+++ Items

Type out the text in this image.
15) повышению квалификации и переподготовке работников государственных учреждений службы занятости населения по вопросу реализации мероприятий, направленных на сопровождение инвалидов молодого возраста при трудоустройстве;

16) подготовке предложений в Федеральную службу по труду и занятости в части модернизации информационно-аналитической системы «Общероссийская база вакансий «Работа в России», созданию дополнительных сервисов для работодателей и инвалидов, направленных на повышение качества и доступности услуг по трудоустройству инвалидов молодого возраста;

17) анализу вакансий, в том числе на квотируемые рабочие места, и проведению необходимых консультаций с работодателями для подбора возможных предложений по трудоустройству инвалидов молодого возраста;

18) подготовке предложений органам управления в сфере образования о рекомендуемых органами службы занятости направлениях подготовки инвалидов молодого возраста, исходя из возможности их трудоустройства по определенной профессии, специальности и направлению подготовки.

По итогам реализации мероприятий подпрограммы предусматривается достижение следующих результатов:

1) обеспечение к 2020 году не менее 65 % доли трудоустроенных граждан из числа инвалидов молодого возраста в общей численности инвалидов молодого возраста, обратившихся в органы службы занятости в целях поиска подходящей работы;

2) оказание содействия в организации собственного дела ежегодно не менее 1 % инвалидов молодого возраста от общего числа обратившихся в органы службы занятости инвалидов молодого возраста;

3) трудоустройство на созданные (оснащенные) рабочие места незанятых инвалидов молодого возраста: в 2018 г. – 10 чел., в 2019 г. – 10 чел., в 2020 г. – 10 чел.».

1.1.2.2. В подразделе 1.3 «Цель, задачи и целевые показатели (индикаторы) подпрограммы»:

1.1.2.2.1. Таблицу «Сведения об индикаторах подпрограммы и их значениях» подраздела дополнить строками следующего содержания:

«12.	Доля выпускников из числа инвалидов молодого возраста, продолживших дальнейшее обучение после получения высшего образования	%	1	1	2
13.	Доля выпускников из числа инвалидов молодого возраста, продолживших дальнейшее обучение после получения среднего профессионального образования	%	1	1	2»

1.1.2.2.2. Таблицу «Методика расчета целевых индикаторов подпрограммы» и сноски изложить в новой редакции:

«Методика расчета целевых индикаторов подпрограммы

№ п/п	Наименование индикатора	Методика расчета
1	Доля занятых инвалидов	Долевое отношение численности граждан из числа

++++++

Go back to the listing above and please repeat it exactly.

#### Finished answer
Type out the text in this image.
15) повышению квалификации и переподготовке работников государственных учреждений службы занятости населения по вопросу реализации мероприятий, направленных на сопровождение инвалидов молодого возраста при трудоустройстве;

16) подготовке предложений в Федеральную службу по труду и занятости в части модернизации информационно-аналитической системы «Общероссийская база вакансий «Работа в России», созданию дополнительных сервисов для работодателей и инвалидов, направленных на повышение качества и доступности услуг по трудоустройству инвалидов молодого возраста;

17) анализу вакансий, в том числе на квотируемые рабочие места, и проведению необходимых консультаций с работодателями для подбора возможных предложений по трудоустройству инвалидов молодого возраста;

18) подготовке предложений органам управления в сфере образования о рекомендуемых органами службы занятости направлениях подготовки инвалидов молодого возраста, исходя из возможности их трудоустройства по определенной профессии, специальности и направлению подготовки.

По итогам реализации мероприятий подпрограммы предусматривается достижение следующих результатов:

1) обеспечение к 2020 году не менее 65 % доли трудоустроенных граждан из числа инвалидов молодого возраста в общей численности инвалидов молодого возраста, обратившихся в органы службы занятости в целях поиска подходящей работы;

2) оказание содействия в организации собственного дела ежегодно не менее 1 % инвалидов молодого возраста от общего числа обратившихся в органы службы занятости инвалидов молодого возраста;

3) трудоустройство на созданные (оснащенные) рабочие места незанятых инвалидов молодого возраста: в 2018 г. – 10 чел., в 2019 г. – 10 чел., в 2020 г. – 10 чел.».

1.1.2.2. В подразделе 1.3 «Цель, задачи и целевые показатели (индикаторы) подпрограммы»:

1.1.2.2.1. Таблицу «Сведения об индикаторах подпрограммы и их значениях» подраздела дополнить строками следующего содержания:

«12.	Доля выпускников из числа инвалидов молодого возраста, продолживших дальнейшее обучение после получения высшего образования	%	1	1	2
13.	Доля выпускников из числа инвалидов молодого возраста, продолживших дальнейшее обучение после получения среднего профессионального образования	%	1	1	2»

1.1.2.2.2. Таблицу «Методика расчета целевых индикаторов подпрограммы» и сноски изложить в новой редакции:

«Методика расчета целевых индикаторов подпрограммы

№ п/п	Наименование индикатора	Методика расчета
1	Доля занятых инвалидов	Долевое отношение численности граждан из числа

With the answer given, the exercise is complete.